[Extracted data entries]
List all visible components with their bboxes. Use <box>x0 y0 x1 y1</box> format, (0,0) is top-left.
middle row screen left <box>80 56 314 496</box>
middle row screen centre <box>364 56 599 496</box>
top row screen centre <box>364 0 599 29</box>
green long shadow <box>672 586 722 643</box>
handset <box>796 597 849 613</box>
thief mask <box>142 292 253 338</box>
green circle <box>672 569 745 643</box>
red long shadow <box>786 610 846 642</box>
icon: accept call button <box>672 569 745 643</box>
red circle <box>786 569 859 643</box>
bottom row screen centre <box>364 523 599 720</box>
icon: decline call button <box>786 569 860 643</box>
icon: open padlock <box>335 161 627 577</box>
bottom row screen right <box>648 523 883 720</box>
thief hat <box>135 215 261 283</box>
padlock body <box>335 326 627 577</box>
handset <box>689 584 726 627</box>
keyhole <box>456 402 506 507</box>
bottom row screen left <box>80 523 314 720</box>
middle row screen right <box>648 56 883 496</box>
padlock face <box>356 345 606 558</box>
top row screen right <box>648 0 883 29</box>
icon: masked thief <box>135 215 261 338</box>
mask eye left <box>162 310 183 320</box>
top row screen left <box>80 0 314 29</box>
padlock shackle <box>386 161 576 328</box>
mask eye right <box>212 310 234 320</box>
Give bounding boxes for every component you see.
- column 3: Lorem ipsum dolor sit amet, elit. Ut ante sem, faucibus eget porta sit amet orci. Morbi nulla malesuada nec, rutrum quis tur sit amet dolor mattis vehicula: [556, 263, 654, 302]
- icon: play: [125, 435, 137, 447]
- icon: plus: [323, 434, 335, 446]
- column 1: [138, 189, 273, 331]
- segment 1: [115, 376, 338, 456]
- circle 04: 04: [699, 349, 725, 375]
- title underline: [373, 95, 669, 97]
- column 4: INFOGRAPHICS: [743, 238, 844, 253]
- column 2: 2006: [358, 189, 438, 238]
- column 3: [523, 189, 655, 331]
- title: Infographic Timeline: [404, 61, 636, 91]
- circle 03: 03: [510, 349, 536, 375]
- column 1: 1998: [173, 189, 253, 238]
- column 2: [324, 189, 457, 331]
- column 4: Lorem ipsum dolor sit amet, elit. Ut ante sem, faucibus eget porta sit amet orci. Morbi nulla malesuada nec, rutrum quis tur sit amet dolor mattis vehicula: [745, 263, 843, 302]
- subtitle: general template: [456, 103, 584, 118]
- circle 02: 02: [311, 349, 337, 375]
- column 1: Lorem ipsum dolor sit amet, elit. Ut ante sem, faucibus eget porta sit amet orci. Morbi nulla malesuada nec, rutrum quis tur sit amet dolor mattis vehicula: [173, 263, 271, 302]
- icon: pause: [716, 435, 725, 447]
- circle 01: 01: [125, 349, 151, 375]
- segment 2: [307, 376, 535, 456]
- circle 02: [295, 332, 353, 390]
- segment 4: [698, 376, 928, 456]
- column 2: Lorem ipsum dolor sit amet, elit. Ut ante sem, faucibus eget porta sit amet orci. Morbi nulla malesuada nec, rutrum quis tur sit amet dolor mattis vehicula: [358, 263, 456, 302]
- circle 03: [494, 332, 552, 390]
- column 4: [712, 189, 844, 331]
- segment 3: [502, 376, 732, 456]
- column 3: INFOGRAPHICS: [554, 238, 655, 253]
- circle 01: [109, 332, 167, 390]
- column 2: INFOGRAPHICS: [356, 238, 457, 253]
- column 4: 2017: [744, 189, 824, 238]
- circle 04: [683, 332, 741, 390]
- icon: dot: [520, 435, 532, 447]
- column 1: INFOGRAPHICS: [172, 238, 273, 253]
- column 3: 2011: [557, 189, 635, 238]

Work instructions: Write the records above out again, changing "bounding boxes" to "box coordinates" and leaving everything else the same.

Full answer:
List all visible components with their bboxes. Use <box>x0 y0 x1 y1</box> format, (0,0) is top-left.
middle row screen left <box>80 56 314 496</box>
middle row screen centre <box>364 56 599 496</box>
top row screen centre <box>364 0 599 29</box>
green long shadow <box>672 586 722 643</box>
handset <box>796 597 849 613</box>
thief mask <box>142 292 253 338</box>
green circle <box>672 569 745 643</box>
red long shadow <box>786 610 846 642</box>
icon: accept call button <box>672 569 745 643</box>
red circle <box>786 569 859 643</box>
bottom row screen centre <box>364 523 599 720</box>
icon: decline call button <box>786 569 860 643</box>
icon: open padlock <box>335 161 627 577</box>
bottom row screen right <box>648 523 883 720</box>
thief hat <box>135 215 261 283</box>
padlock body <box>335 326 627 577</box>
handset <box>689 584 726 627</box>
keyhole <box>456 402 506 507</box>
bottom row screen left <box>80 523 314 720</box>
middle row screen right <box>648 56 883 496</box>
padlock face <box>356 345 606 558</box>
top row screen right <box>648 0 883 29</box>
icon: masked thief <box>135 215 261 338</box>
mask eye left <box>162 310 183 320</box>
top row screen left <box>80 0 314 29</box>
padlock shackle <box>386 161 576 328</box>
mask eye right <box>212 310 234 320</box>
Give box coordinates for every component you see.
- column 3: Lorem ipsum dolor sit amet, elit. Ut ante sem, faucibus eget porta sit amet orci. Morbi nulla malesuada nec, rutrum quis tur sit amet dolor mattis vehicula: [556, 263, 654, 302]
- icon: play: [125, 435, 137, 447]
- icon: plus: [323, 434, 335, 446]
- column 1: [138, 189, 273, 331]
- segment 1: [115, 376, 338, 456]
- circle 04: 04: [699, 349, 725, 375]
- title underline: [373, 95, 669, 97]
- column 4: INFOGRAPHICS: [743, 238, 844, 253]
- column 2: 2006: [358, 189, 438, 238]
- column 3: [523, 189, 655, 331]
- title: Infographic Timeline: [404, 61, 636, 91]
- circle 03: 03: [510, 349, 536, 375]
- column 1: 1998: [173, 189, 253, 238]
- column 2: [324, 189, 457, 331]
- column 4: Lorem ipsum dolor sit amet, elit. Ut ante sem, faucibus eget porta sit amet orci. Morbi nulla malesuada nec, rutrum quis tur sit amet dolor mattis vehicula: [745, 263, 843, 302]
- subtitle: general template: [456, 103, 584, 118]
- circle 02: 02: [311, 349, 337, 375]
- column 1: Lorem ipsum dolor sit amet, elit. Ut ante sem, faucibus eget porta sit amet orci. Morbi nulla malesuada nec, rutrum quis tur sit amet dolor mattis vehicula: [173, 263, 271, 302]
- icon: pause: [716, 435, 725, 447]
- circle 01: 01: [125, 349, 151, 375]
- segment 2: [307, 376, 535, 456]
- circle 02: [295, 332, 353, 390]
- segment 4: [698, 376, 928, 456]
- column 2: Lorem ipsum dolor sit amet, elit. Ut ante sem, faucibus eget porta sit amet orci. Morbi nulla malesuada nec, rutrum quis tur sit amet dolor mattis vehicula: [358, 263, 456, 302]
- circle 03: [494, 332, 552, 390]
- column 4: [712, 189, 844, 331]
- segment 3: [502, 376, 732, 456]
- column 3: INFOGRAPHICS: [554, 238, 655, 253]
- circle 01: [109, 332, 167, 390]
- column 2: INFOGRAPHICS: [356, 238, 457, 253]
- column 4: 2017: [744, 189, 824, 238]
- circle 04: [683, 332, 741, 390]
- icon: dot: [520, 435, 532, 447]
- column 1: INFOGRAPHICS: [172, 238, 273, 253]
- column 3: 2011: [557, 189, 635, 238]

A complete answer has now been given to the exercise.